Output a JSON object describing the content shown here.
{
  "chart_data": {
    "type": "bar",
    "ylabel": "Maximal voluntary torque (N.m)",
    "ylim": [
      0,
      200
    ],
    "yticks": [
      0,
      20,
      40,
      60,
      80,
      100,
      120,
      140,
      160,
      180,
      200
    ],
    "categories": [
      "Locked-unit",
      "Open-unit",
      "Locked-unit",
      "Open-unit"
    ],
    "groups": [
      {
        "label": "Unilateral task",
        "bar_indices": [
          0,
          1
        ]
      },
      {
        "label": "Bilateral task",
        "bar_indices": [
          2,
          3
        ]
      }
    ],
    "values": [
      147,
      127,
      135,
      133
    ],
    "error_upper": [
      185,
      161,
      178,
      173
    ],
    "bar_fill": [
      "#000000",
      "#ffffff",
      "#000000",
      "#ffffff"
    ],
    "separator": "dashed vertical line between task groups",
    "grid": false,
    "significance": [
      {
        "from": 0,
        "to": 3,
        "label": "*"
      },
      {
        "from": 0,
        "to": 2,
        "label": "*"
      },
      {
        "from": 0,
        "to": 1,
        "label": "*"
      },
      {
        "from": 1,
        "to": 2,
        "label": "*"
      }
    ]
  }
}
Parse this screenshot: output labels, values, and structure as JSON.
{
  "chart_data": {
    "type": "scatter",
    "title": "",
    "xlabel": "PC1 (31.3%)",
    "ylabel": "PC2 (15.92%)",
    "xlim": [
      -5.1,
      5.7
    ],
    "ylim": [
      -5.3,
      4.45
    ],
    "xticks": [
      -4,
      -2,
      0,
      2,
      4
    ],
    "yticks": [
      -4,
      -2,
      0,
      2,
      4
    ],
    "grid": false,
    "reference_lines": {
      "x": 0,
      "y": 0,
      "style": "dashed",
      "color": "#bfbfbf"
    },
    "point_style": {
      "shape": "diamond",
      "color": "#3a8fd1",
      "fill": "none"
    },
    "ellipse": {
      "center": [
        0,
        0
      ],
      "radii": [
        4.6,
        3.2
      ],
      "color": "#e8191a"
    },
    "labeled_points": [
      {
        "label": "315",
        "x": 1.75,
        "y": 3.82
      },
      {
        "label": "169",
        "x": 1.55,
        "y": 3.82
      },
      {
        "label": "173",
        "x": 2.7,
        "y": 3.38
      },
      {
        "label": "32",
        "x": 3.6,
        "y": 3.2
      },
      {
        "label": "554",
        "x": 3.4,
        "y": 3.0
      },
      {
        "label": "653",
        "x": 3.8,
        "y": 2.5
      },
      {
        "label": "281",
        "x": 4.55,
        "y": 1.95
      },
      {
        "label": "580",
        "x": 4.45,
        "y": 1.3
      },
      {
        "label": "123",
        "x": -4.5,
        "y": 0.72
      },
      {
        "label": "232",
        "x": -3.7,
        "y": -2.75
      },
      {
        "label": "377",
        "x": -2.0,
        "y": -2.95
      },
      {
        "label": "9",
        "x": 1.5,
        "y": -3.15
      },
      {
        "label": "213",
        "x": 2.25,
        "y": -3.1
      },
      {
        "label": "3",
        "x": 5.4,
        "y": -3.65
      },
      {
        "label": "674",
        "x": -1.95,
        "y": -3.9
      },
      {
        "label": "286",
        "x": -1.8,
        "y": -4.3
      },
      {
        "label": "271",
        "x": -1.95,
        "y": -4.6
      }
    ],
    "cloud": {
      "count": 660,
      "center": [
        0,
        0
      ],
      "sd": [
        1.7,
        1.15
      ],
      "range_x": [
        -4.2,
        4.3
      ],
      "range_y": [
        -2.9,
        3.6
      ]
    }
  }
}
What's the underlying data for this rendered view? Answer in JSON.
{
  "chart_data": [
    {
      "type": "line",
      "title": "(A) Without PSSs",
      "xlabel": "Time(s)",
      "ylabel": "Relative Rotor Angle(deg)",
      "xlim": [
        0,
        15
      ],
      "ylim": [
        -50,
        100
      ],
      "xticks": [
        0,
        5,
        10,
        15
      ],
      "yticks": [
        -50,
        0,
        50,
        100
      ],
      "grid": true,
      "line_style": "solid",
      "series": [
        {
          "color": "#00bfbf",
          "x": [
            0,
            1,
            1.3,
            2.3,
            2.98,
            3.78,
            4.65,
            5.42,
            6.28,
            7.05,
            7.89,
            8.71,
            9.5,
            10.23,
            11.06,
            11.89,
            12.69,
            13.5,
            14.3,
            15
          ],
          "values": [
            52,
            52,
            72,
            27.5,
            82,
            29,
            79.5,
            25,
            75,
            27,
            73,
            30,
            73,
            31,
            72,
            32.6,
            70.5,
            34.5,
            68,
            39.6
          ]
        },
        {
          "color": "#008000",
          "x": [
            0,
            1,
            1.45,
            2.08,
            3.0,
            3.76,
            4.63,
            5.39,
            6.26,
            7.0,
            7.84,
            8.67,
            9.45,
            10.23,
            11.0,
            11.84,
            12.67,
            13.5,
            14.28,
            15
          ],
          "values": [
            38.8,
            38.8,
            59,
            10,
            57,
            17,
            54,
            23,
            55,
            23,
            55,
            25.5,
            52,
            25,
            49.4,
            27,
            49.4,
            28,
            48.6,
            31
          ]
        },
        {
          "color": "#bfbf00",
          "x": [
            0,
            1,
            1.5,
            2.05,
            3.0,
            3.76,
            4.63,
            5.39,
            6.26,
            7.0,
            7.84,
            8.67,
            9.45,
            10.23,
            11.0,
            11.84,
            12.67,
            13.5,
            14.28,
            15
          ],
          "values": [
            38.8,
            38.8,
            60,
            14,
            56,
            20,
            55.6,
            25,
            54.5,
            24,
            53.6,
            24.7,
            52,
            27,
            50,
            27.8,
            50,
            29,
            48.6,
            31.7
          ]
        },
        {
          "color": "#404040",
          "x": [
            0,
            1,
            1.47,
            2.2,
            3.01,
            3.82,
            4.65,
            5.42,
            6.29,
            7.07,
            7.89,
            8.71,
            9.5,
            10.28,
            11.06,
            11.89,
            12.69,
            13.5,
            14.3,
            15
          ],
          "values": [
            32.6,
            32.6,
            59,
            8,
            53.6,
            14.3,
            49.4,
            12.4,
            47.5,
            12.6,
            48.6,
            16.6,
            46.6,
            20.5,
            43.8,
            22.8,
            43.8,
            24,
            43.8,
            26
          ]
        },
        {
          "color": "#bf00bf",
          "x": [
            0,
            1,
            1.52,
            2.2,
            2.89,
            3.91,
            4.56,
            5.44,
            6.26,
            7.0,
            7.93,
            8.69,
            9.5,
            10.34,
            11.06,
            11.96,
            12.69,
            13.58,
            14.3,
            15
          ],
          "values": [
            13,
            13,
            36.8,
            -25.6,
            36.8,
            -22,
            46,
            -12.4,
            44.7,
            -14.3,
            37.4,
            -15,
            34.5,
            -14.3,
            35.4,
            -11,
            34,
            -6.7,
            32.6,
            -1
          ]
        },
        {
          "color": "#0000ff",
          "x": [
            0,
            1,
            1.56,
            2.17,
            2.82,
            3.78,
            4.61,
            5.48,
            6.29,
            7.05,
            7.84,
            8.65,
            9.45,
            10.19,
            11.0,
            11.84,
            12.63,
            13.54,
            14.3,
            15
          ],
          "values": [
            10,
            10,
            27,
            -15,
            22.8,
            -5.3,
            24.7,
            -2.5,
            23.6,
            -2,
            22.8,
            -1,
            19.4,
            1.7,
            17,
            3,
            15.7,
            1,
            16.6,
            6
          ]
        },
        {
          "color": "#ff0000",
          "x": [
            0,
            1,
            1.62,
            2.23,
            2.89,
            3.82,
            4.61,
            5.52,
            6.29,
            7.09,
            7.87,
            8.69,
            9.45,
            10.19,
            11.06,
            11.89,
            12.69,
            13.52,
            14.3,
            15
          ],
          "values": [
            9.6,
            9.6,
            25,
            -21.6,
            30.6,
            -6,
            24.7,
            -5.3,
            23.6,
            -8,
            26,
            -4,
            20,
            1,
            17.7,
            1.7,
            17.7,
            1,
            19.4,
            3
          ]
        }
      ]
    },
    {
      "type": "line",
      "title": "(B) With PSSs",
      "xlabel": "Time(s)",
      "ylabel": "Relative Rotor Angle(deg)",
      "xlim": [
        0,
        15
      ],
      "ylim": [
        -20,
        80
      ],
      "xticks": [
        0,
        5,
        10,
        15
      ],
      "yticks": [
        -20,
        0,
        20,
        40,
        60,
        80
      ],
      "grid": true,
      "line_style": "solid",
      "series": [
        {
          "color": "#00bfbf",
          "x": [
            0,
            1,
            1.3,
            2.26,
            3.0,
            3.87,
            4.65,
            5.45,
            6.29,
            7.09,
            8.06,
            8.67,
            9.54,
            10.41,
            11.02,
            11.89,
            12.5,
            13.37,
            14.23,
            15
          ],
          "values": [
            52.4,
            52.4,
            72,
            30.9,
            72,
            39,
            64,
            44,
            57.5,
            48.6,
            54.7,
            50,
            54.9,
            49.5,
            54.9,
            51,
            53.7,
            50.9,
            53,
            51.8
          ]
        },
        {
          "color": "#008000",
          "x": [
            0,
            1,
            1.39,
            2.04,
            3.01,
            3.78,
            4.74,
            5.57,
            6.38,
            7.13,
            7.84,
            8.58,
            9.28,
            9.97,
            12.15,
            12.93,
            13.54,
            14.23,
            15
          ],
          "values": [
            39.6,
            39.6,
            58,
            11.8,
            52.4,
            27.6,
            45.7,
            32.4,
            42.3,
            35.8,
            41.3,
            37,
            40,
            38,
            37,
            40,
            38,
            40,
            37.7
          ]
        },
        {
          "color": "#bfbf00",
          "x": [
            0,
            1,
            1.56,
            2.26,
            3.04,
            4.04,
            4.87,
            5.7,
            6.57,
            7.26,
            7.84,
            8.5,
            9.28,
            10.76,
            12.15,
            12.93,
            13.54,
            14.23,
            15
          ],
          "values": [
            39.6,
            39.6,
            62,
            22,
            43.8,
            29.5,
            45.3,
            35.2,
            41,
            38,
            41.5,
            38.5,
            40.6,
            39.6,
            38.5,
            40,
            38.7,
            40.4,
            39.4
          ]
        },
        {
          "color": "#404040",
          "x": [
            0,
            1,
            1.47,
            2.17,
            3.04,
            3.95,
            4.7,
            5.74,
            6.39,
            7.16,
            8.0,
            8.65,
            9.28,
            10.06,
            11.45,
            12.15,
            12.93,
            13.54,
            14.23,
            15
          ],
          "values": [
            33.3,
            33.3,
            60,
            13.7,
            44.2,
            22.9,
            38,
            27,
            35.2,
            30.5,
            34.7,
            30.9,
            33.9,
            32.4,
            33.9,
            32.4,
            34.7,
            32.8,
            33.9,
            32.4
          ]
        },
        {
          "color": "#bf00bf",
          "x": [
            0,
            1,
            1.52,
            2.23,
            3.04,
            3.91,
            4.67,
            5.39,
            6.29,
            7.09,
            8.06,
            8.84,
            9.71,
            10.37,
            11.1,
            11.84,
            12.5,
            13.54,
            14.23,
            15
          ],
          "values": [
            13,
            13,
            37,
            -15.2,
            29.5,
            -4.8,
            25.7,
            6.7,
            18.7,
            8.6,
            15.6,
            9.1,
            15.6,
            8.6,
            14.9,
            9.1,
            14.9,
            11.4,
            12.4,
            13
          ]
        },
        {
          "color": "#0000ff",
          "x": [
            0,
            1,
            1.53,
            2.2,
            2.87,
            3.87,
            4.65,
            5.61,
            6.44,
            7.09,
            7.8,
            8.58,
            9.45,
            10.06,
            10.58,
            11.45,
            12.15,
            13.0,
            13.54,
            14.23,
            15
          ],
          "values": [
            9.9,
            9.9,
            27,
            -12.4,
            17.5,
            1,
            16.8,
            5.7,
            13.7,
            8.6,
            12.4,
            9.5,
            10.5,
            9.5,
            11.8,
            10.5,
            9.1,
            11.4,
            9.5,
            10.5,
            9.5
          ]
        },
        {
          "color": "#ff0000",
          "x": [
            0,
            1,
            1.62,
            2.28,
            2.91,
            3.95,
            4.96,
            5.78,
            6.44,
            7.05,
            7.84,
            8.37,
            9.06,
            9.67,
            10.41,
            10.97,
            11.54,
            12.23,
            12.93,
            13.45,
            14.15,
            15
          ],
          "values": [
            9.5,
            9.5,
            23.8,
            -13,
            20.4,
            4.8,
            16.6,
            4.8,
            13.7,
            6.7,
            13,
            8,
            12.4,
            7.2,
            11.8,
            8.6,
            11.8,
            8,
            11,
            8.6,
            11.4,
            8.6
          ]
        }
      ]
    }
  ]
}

= Task =
Give every line of the material that includes the string "PSSs".

= Expected output =
      "title": "(A) Without PSSs",
      "title": "(B) With PSSs",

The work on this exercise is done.